Texto de estudio —
********************
9/9/09

El martes no podía apoyar el pie izquierdo en el suelo al levantarme. Fui a urgencias (una clínica nueva cerca de mi casa que parece el hospital de un mundo feliz) y un médico con camisa rosa me dijo que tenía una ligera tendinitis; ¿haces ejercicio habitualmente?, no, le respondí; entiendo, dijo él mientras tecleaba algo en su ordenador; parecía más preocupado por la buena presentación de su diagnóstico que por lo mío. A los pocos segundos salió una hoja de la impresora y me la tendió acompañada de una sonrisa forzada y un no se preocupe, no es nada. Salí de su consulta y doble el papel en cuatro. Mi hija estaba fuera, esperándome; a los niños les impresiona la escenografía de los hospitales y supongo que ese olor tan aséptico que yo asocio instintivamente con la muerte. Me abrazó con fuerza mientras me decía con un aire teatral que me quería, ¿saldrán escenas parecidas en las películas que ve o será una respuesta genética que ignoro? Salimos y ya en el coche me dijo que si podría montar en bicicleta con ella por la noche, le dije que no, que no podría ser y le hablé de la tendinitis como si le hablara de un asunto de ingeniería espacial, su padre tenía una enfermedad incomprensible que le impedía observar la luna desde los caminos de la urbanización. Lamenté su enfado y lamenté que mi tendón perineo tuviera más de cuarenta años de antigüedad, músculos viejos que no me dejan ver la luna ni escuchar el paso del último cercanías o los bufidos del camión de la basura llevándose los restos de la fiesta como cada noche.
Hoy me he levantado y ya no me dolía tanto al apoyar el pie, se lo he dicho a mi hija y su cara ha dejado ver un trozo de felicidad tan grande como la luna que vimos el otro día.
********************
Líneas facilitadas —

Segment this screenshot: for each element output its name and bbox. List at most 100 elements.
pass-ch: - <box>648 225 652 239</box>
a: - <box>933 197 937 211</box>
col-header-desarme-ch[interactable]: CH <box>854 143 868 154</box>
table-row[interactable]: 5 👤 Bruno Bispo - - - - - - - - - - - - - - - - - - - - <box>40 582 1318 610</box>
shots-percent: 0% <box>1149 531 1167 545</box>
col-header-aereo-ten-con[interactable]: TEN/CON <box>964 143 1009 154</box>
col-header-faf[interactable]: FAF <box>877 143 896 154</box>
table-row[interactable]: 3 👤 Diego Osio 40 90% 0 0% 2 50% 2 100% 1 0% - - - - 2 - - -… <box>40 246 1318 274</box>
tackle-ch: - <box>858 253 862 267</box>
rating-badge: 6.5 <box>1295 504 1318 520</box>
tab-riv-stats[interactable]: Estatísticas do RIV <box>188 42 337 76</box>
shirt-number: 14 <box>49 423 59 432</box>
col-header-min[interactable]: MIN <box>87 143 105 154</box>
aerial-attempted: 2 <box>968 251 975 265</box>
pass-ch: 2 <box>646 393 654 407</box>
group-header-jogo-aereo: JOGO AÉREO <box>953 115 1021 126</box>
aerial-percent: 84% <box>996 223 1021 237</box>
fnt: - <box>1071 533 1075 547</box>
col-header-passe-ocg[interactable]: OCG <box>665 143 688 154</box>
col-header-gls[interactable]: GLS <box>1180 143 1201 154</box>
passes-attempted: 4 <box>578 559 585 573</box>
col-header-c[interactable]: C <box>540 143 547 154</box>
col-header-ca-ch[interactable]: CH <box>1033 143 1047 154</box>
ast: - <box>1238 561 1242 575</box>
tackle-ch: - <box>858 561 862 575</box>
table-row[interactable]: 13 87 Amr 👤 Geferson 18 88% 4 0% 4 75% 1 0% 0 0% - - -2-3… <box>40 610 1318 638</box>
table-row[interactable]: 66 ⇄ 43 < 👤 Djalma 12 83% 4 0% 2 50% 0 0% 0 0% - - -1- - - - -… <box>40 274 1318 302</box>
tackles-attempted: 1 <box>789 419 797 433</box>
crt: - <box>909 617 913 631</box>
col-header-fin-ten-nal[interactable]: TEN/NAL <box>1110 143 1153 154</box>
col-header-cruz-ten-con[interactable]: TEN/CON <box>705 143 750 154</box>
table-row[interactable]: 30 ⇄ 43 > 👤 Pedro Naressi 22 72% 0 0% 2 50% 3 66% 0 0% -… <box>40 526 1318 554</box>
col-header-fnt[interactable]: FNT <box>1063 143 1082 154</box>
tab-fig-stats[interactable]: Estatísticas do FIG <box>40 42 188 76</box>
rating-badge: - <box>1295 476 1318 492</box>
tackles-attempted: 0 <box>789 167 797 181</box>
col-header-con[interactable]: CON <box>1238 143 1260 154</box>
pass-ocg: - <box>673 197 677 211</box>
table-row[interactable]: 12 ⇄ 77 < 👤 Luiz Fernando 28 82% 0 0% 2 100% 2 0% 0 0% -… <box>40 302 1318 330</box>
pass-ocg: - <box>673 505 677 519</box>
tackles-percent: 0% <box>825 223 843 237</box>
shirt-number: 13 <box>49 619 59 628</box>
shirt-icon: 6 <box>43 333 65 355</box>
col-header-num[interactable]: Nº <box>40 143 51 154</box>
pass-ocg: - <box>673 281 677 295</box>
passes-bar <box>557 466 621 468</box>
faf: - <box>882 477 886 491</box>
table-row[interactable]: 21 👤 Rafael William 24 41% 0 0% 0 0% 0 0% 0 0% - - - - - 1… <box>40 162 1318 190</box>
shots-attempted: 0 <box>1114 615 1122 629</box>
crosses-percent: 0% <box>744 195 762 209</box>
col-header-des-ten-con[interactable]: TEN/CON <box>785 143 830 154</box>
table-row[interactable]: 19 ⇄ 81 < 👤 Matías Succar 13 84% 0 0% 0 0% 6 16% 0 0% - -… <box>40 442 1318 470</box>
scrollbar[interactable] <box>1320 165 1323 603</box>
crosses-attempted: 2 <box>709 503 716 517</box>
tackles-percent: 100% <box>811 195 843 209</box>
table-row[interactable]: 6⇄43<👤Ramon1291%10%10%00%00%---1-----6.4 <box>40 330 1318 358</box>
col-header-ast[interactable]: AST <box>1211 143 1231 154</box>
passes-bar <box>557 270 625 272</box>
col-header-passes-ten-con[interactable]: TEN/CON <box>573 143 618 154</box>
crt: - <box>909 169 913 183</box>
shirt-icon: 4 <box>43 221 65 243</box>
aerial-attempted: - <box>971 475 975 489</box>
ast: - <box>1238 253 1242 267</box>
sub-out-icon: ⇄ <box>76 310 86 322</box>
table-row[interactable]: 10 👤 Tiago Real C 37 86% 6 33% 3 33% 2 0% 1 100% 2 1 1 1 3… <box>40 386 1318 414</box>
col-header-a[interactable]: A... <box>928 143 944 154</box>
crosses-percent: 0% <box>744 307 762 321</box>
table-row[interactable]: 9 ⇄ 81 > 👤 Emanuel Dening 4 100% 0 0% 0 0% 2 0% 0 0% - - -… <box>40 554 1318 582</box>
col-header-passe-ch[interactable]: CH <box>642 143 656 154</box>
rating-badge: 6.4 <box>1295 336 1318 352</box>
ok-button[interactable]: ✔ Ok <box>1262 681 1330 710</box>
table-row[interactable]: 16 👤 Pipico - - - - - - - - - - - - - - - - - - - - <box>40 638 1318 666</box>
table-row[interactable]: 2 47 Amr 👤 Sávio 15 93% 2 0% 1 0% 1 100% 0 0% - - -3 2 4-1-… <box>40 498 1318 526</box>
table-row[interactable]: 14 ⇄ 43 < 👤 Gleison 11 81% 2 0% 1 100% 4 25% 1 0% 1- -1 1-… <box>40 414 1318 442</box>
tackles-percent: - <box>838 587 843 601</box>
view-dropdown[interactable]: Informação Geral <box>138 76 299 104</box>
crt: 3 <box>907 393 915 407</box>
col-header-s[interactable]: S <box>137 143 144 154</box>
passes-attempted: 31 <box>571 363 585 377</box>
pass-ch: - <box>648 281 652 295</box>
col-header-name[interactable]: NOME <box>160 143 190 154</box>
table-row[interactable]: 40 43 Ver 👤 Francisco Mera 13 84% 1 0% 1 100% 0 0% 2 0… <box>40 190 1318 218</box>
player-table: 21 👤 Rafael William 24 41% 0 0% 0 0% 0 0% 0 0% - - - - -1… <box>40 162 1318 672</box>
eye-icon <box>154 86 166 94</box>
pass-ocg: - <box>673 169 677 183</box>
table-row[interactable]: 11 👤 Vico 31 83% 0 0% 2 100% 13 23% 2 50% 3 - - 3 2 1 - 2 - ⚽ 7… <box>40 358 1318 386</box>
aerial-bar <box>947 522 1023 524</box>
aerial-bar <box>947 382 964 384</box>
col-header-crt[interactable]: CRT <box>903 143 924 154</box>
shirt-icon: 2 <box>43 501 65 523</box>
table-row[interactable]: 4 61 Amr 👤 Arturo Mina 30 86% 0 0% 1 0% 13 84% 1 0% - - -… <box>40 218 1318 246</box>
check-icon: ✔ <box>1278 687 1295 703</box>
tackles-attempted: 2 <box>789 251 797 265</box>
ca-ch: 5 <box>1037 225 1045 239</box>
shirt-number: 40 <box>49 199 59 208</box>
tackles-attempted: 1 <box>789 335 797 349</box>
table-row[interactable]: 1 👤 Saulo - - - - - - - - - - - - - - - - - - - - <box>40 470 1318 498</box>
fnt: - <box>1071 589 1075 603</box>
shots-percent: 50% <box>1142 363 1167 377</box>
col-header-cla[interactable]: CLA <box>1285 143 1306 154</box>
********************
Consigna —
Reproduce sin cambios el fragmento del texto de estudio que empieza con las palabras "Hoy me he levantado" y termina con "el otro día.". Las líneas son un material aparte, independiente del texto de estudio.

Respuesta —
Hoy me he levantado y ya no me dolía tanto al apoyar el pie, se lo he dicho a mi hija y su cara ha dejado ver un trozo de felicidad tan grande como la luna que vimos el otro día.